[Dataset entries]
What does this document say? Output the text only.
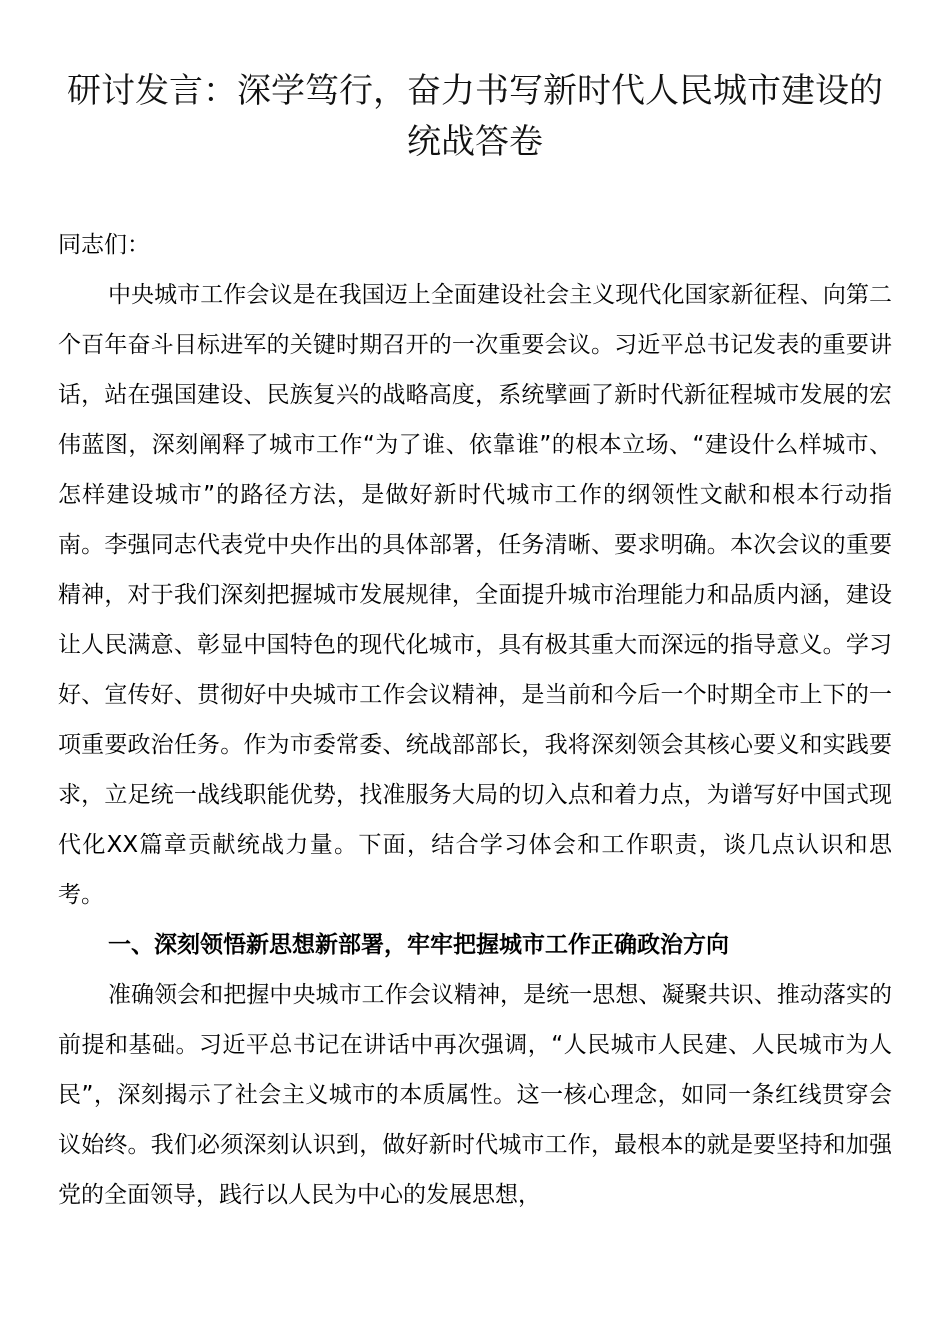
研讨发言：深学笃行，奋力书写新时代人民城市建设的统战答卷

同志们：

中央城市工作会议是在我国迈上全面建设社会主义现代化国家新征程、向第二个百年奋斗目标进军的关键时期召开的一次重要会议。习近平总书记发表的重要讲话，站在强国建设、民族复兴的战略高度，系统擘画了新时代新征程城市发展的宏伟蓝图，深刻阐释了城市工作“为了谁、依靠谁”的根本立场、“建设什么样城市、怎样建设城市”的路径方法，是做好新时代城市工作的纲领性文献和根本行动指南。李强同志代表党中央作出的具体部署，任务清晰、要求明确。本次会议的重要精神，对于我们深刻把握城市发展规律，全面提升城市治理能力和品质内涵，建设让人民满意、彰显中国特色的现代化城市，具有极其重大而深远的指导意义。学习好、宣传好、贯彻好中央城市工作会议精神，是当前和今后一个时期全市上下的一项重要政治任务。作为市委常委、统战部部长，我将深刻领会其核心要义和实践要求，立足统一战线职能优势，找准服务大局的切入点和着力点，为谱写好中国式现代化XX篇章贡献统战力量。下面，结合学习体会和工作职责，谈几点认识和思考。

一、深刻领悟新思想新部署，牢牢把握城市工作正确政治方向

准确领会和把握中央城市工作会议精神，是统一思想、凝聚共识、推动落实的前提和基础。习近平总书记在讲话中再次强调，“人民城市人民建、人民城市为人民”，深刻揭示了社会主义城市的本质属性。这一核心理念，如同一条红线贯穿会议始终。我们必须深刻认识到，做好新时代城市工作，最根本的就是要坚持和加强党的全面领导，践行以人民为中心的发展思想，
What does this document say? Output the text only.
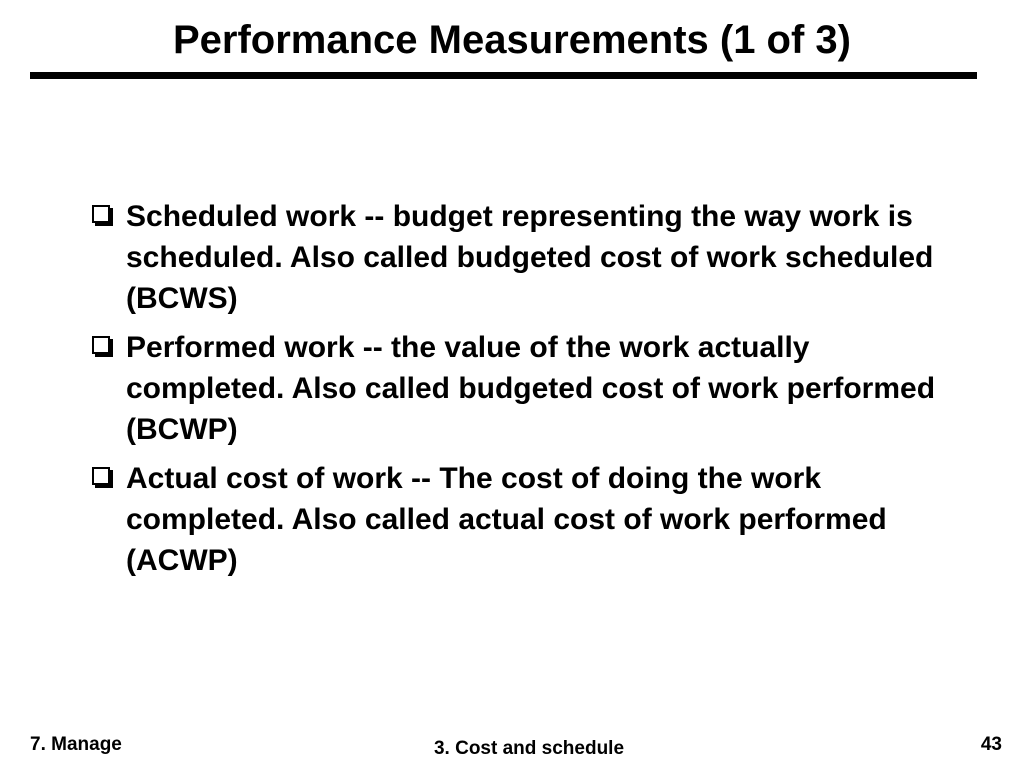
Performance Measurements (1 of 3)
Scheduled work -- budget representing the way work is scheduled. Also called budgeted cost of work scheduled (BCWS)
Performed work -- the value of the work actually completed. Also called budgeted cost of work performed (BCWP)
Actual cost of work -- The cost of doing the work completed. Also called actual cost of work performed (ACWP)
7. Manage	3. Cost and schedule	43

The problem
Find the word "completed" and list each line it appears in.

Answer to this exercise
Performed work -- the value of the work actually completed. Also called budgeted cost of work performed (BCWP)
Actual cost of work -- The cost of doing the work completed. Also called actual cost of work performed (ACWP)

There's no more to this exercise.